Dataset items
>> Begin

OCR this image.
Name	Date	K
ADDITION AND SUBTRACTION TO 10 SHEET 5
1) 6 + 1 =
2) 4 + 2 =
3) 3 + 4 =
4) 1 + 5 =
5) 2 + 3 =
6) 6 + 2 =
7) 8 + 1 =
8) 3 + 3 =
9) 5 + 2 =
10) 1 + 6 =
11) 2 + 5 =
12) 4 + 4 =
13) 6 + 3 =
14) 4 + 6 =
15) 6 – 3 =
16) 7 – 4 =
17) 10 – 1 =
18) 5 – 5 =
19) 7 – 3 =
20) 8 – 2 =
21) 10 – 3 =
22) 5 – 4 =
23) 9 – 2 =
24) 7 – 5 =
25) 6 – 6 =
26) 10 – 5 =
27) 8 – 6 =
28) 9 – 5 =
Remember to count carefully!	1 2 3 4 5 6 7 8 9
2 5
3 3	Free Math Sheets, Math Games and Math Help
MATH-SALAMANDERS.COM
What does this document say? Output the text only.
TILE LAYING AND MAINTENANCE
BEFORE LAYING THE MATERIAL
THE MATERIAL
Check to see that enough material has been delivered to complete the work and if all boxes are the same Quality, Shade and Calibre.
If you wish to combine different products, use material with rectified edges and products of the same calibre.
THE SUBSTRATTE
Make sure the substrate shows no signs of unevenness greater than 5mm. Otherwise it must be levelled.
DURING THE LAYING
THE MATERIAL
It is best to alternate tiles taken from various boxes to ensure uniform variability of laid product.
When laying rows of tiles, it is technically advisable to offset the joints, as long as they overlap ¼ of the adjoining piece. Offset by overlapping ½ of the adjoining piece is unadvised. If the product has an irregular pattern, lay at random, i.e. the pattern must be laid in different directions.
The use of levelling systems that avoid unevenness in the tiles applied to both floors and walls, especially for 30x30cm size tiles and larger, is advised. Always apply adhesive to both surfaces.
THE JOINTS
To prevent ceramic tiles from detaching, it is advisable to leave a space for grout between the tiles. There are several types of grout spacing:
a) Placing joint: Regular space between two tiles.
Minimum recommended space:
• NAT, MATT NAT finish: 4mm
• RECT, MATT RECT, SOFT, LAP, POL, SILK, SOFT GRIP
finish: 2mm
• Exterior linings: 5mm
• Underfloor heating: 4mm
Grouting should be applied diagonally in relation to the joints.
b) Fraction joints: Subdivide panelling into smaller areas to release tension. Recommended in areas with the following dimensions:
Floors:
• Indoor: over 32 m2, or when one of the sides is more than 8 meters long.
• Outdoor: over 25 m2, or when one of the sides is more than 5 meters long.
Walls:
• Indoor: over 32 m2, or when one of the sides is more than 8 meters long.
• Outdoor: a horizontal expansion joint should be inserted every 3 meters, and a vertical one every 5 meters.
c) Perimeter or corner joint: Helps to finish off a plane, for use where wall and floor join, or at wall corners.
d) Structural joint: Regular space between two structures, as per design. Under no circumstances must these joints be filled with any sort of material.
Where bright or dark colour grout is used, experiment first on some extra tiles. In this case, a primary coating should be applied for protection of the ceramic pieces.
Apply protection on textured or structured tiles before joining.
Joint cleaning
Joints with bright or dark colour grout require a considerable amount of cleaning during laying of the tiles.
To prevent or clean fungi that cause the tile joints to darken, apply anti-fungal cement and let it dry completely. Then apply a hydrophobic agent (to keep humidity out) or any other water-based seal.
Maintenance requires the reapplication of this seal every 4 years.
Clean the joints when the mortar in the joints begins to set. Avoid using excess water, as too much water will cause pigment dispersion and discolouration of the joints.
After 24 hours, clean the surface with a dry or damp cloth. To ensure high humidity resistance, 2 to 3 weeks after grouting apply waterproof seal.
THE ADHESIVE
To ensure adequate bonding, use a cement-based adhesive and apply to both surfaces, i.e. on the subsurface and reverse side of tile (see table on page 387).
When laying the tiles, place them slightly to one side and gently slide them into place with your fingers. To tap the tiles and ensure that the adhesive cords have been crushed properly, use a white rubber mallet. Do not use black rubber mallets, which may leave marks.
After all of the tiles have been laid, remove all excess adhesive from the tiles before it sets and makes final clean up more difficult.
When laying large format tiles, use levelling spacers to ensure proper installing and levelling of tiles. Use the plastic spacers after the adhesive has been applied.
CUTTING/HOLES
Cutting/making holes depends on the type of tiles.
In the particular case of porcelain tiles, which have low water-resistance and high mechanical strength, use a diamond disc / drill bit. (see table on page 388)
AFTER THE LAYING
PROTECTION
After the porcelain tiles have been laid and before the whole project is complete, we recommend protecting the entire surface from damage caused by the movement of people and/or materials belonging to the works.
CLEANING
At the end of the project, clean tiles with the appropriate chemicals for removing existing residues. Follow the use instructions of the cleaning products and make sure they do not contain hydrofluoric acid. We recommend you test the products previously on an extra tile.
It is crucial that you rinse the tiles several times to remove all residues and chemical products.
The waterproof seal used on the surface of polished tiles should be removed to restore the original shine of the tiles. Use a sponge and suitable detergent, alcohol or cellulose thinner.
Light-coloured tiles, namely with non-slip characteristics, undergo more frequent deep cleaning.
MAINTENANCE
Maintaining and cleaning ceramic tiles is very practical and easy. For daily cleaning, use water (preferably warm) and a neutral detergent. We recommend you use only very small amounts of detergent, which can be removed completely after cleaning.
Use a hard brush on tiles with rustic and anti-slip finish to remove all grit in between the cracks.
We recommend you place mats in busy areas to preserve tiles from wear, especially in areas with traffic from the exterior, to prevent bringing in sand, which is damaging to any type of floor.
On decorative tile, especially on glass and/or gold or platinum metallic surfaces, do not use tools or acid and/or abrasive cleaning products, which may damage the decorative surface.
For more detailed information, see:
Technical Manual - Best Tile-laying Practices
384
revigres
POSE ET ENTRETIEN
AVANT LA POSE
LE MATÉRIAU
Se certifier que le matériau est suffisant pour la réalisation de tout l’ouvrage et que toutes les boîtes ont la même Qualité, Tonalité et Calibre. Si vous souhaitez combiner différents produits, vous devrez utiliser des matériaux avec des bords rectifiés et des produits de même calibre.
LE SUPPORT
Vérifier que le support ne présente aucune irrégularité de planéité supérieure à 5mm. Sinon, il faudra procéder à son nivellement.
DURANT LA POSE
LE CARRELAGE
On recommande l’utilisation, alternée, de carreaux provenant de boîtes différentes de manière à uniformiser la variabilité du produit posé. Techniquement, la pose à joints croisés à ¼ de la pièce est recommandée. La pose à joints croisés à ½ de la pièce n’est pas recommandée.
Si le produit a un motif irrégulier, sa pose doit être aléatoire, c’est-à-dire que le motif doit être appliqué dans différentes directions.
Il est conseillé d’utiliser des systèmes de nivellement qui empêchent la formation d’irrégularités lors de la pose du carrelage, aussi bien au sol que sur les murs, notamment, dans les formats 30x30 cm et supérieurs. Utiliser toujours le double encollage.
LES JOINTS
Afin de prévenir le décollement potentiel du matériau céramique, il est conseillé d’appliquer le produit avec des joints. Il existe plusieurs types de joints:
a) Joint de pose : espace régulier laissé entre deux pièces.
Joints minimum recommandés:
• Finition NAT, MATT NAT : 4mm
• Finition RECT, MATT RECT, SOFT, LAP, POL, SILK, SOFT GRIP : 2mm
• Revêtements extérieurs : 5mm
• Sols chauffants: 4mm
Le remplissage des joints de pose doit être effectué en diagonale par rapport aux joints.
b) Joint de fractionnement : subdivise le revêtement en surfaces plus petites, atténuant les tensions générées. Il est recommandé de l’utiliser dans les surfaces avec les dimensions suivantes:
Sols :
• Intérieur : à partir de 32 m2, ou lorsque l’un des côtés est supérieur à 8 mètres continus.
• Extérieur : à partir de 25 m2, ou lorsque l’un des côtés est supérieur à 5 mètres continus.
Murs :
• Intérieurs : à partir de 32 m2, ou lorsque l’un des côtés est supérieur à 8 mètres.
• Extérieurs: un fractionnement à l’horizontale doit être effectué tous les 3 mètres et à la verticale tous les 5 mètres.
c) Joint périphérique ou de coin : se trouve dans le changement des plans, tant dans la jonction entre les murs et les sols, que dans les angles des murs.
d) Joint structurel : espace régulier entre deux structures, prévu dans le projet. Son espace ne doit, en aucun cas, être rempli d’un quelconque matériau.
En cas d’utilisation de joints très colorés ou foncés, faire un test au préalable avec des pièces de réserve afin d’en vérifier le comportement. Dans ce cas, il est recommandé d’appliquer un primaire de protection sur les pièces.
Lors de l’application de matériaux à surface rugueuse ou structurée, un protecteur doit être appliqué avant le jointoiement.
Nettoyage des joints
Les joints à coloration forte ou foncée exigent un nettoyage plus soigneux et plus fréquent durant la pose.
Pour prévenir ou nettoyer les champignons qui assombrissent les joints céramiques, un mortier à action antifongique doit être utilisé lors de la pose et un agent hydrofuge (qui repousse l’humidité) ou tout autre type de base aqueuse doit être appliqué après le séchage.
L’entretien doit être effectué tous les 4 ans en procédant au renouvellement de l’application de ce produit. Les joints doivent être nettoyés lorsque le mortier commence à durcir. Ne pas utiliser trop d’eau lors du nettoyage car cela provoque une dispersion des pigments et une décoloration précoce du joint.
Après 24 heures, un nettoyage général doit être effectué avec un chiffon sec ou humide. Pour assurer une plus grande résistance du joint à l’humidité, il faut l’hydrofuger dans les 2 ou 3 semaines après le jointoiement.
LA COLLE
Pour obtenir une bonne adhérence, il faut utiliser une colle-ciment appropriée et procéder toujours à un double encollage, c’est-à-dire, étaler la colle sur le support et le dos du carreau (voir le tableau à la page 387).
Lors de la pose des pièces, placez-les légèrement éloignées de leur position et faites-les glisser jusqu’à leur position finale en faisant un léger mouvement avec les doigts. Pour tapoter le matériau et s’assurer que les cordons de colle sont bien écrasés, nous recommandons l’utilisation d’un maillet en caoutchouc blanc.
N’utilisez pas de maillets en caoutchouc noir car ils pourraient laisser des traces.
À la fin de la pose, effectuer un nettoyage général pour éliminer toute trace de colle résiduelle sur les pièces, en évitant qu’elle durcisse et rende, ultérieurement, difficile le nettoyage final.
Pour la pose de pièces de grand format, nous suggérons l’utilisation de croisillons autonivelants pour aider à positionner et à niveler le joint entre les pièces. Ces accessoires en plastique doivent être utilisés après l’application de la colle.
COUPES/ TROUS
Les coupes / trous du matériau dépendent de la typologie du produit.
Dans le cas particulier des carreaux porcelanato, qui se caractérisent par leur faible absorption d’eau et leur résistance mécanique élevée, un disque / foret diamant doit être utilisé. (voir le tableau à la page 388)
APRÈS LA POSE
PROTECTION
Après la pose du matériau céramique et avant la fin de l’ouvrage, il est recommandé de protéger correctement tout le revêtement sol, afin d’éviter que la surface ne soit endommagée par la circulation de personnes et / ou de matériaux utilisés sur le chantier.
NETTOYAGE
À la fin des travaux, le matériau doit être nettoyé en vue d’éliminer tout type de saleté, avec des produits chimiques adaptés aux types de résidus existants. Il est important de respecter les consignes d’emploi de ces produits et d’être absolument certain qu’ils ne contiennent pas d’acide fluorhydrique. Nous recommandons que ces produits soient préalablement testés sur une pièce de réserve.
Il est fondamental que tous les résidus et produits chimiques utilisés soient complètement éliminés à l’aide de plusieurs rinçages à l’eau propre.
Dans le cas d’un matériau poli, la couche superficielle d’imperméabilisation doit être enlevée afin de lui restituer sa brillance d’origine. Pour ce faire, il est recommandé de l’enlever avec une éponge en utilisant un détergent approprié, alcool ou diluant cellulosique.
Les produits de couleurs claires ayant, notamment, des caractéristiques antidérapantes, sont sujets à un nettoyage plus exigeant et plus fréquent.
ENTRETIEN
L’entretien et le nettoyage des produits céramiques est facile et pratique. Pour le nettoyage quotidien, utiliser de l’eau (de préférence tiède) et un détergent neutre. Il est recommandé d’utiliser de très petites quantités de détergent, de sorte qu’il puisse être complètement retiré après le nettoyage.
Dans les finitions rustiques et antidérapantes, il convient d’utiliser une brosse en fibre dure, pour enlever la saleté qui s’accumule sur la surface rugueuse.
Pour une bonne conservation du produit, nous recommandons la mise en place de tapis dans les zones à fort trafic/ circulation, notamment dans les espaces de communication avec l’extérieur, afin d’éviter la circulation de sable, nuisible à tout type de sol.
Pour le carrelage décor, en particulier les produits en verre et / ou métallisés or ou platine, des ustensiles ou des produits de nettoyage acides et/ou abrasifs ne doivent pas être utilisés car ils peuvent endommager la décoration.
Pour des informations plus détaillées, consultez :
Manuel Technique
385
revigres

>> End

◆ **WHAT THE TASK ASKS**:
Report the number of lines in the listing where the string "deux" appears, and nothing besides.

◆ **FINAL RESULT**:
2